* **WHAT THE EXERCISE ASKS**: Report how many lines hold the string "title". Give the number and nothing else.
************
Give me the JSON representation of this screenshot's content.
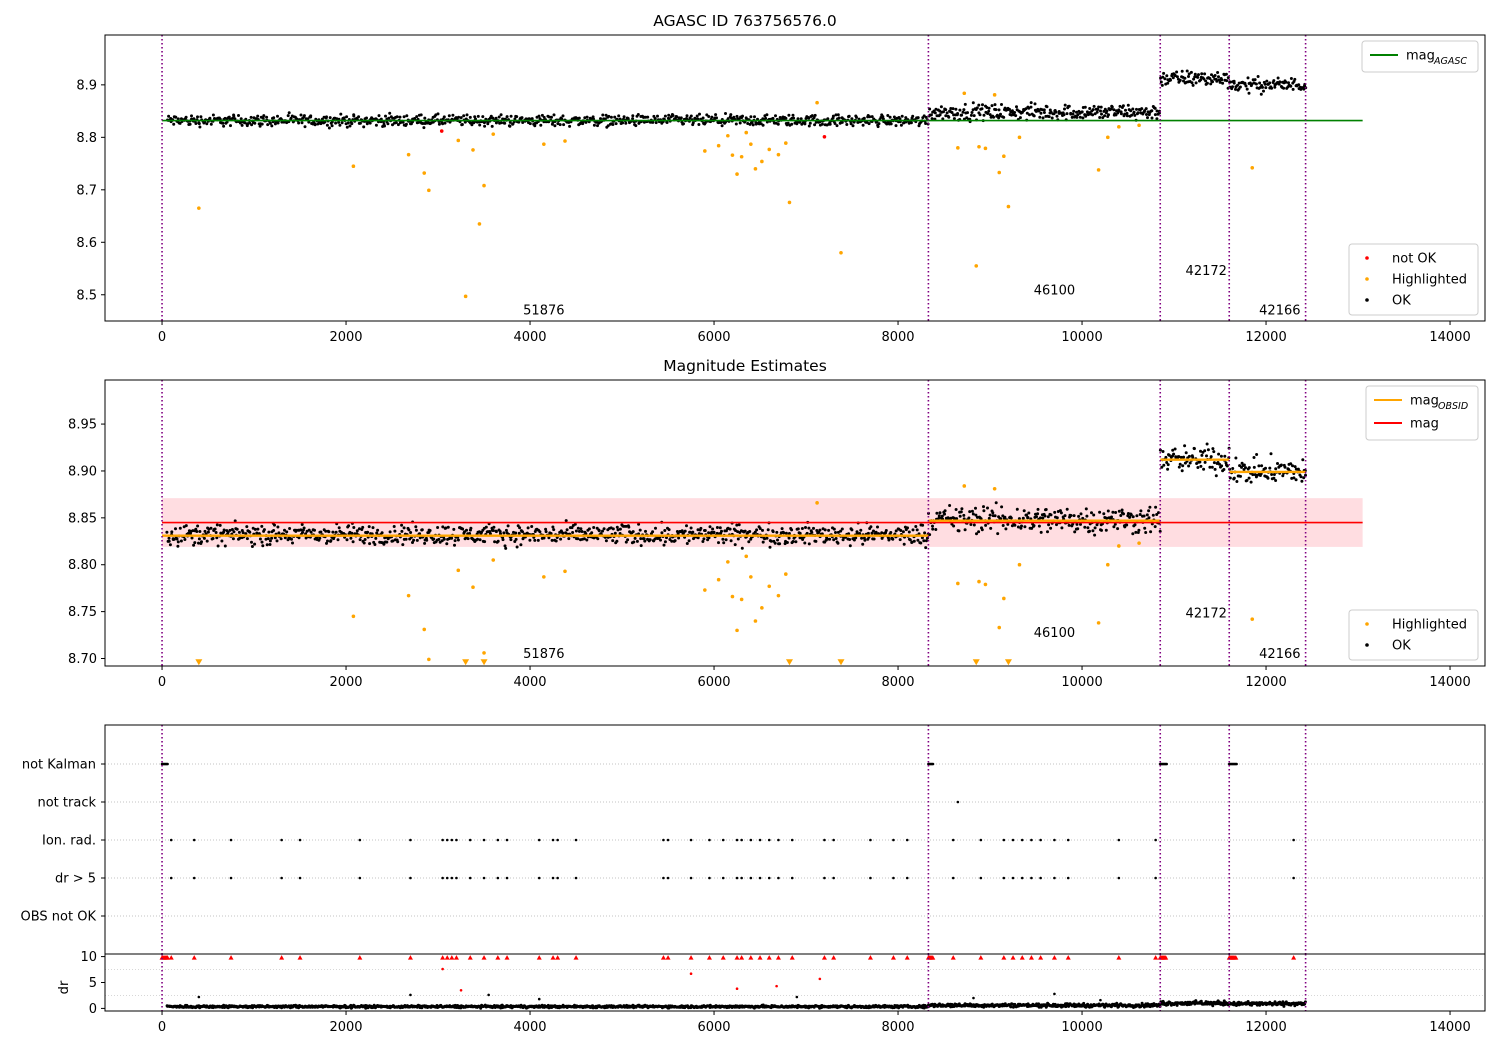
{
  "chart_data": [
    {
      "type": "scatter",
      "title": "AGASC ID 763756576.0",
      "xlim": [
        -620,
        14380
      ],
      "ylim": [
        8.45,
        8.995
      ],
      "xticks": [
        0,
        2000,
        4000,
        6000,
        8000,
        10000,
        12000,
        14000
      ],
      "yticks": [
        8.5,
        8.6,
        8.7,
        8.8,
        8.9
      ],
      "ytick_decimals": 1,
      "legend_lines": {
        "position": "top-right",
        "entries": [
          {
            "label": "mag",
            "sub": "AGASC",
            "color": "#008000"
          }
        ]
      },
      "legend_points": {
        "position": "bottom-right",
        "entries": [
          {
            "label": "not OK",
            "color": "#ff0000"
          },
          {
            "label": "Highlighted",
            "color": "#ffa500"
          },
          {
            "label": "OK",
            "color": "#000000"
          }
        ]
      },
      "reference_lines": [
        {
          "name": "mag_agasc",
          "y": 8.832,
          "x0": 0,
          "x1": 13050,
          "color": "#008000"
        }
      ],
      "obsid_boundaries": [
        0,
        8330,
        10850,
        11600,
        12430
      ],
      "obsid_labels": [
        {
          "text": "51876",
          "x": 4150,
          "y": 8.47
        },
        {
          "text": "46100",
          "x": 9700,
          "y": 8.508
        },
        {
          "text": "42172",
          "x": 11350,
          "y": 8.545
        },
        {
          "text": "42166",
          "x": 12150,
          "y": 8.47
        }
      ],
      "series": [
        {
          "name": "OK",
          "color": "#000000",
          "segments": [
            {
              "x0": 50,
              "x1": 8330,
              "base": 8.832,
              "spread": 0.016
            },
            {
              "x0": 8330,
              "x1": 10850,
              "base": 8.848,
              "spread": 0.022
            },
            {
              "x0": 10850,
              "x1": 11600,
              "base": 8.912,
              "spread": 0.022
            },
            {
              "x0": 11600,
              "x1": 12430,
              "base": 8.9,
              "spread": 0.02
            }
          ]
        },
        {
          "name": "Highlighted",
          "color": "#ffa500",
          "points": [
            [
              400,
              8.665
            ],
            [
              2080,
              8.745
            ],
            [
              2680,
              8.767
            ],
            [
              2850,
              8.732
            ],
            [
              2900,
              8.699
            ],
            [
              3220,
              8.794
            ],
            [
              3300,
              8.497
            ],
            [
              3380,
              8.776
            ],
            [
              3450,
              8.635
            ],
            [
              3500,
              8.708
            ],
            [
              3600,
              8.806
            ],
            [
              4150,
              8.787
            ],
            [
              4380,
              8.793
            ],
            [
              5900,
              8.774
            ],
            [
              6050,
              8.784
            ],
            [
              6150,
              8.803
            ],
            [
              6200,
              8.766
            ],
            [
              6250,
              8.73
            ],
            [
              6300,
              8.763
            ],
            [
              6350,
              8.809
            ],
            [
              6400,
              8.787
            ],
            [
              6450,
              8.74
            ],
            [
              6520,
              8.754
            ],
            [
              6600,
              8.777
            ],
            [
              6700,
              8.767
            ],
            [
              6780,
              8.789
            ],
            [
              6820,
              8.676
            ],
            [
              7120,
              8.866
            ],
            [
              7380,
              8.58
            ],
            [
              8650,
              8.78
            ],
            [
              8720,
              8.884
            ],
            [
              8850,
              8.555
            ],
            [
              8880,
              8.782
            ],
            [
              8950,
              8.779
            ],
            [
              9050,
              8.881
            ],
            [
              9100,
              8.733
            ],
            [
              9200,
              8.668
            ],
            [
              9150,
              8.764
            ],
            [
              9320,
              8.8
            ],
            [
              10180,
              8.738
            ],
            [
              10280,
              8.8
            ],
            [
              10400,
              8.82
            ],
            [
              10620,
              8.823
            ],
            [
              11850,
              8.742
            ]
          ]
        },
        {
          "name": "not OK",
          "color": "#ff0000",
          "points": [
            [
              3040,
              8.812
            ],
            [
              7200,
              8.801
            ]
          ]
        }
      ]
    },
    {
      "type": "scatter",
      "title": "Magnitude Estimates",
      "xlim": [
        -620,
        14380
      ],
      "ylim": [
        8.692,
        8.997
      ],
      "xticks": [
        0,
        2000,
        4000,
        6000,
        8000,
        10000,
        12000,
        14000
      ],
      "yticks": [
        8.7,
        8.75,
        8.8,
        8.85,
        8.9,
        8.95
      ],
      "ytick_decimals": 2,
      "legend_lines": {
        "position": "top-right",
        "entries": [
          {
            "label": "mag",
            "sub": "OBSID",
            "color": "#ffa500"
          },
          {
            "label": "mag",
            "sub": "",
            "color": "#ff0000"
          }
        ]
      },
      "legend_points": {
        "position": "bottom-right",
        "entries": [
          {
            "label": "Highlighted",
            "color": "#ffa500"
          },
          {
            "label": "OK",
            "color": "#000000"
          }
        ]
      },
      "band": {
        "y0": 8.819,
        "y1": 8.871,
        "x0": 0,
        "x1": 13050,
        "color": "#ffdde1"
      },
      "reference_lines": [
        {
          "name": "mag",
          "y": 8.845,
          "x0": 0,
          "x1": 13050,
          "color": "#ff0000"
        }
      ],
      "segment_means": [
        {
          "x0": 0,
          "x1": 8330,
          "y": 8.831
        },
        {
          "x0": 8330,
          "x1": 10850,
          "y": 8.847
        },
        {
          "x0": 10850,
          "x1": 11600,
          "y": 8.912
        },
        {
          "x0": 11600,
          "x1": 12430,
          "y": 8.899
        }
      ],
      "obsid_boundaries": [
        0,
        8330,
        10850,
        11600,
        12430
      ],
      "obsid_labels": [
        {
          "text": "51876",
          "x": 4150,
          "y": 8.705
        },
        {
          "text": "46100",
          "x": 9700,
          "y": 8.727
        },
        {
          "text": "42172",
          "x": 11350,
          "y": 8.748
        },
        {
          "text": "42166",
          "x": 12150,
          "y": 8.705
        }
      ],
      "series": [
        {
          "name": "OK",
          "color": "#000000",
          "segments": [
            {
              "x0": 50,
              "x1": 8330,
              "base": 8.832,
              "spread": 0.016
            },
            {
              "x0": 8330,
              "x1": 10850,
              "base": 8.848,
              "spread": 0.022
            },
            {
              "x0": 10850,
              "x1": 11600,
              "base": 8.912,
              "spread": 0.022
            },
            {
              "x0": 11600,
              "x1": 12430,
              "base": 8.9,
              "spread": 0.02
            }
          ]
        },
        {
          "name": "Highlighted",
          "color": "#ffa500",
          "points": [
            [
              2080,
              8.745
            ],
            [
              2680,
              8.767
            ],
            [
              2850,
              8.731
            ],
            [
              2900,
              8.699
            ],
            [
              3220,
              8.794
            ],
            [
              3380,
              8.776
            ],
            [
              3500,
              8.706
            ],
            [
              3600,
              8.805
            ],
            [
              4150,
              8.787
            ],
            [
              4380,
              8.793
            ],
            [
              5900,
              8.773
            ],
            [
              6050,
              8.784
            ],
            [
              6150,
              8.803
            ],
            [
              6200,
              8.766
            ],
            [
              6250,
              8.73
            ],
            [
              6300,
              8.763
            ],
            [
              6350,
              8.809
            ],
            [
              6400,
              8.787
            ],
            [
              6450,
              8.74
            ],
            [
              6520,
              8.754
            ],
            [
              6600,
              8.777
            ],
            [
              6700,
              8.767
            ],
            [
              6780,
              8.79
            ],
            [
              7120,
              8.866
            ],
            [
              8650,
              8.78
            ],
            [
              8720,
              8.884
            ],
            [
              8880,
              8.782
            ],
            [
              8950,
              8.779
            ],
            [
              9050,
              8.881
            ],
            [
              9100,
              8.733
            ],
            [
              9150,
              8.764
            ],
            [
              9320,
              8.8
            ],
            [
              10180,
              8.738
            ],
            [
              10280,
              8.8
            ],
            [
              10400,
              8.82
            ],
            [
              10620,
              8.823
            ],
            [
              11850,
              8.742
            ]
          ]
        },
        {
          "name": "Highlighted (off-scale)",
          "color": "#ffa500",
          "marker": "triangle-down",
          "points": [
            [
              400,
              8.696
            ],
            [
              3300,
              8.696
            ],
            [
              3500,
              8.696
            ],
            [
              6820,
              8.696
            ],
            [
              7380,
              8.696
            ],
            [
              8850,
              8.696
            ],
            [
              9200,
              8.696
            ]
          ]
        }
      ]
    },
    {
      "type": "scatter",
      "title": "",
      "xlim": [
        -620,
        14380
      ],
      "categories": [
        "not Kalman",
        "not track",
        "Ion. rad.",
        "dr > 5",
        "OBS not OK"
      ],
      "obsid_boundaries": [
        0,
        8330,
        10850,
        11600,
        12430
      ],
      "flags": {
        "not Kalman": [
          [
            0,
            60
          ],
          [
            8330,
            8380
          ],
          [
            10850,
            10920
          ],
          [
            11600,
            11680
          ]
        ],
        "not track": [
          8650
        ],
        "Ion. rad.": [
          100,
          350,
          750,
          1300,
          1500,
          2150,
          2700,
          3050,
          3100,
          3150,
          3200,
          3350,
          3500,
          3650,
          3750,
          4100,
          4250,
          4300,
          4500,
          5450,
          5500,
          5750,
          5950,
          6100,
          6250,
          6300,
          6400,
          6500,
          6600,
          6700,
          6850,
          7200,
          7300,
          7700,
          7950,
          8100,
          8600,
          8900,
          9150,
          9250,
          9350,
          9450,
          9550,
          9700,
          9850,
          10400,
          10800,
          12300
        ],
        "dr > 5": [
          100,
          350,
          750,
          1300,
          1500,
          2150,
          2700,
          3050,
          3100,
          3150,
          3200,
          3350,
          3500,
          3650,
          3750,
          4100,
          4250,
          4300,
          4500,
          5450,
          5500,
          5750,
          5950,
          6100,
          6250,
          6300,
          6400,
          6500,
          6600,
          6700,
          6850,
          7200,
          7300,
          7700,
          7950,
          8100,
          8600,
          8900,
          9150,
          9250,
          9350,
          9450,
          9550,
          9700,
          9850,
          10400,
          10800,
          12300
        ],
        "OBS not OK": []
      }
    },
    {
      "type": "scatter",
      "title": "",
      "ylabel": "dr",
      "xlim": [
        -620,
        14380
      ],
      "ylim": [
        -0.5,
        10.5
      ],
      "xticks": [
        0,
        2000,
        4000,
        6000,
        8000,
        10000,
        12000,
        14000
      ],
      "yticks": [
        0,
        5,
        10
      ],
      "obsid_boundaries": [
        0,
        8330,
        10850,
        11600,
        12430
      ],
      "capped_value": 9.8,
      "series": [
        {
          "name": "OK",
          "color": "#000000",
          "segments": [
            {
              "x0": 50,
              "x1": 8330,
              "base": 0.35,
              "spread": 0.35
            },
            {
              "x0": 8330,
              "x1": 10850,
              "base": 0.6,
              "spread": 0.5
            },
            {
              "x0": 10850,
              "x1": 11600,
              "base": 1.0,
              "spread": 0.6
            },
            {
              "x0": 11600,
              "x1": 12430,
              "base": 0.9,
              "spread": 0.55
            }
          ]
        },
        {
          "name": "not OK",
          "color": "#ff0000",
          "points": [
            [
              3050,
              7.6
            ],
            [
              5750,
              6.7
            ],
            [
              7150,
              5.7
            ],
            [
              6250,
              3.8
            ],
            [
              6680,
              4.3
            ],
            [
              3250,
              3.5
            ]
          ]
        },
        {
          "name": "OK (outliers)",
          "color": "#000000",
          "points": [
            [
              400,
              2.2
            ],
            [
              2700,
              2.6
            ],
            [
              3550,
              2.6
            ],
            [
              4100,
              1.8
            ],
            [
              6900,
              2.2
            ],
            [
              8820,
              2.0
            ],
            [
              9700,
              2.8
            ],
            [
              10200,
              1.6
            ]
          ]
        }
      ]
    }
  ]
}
************
* **ANSWER TO THE PROBLEM**: 4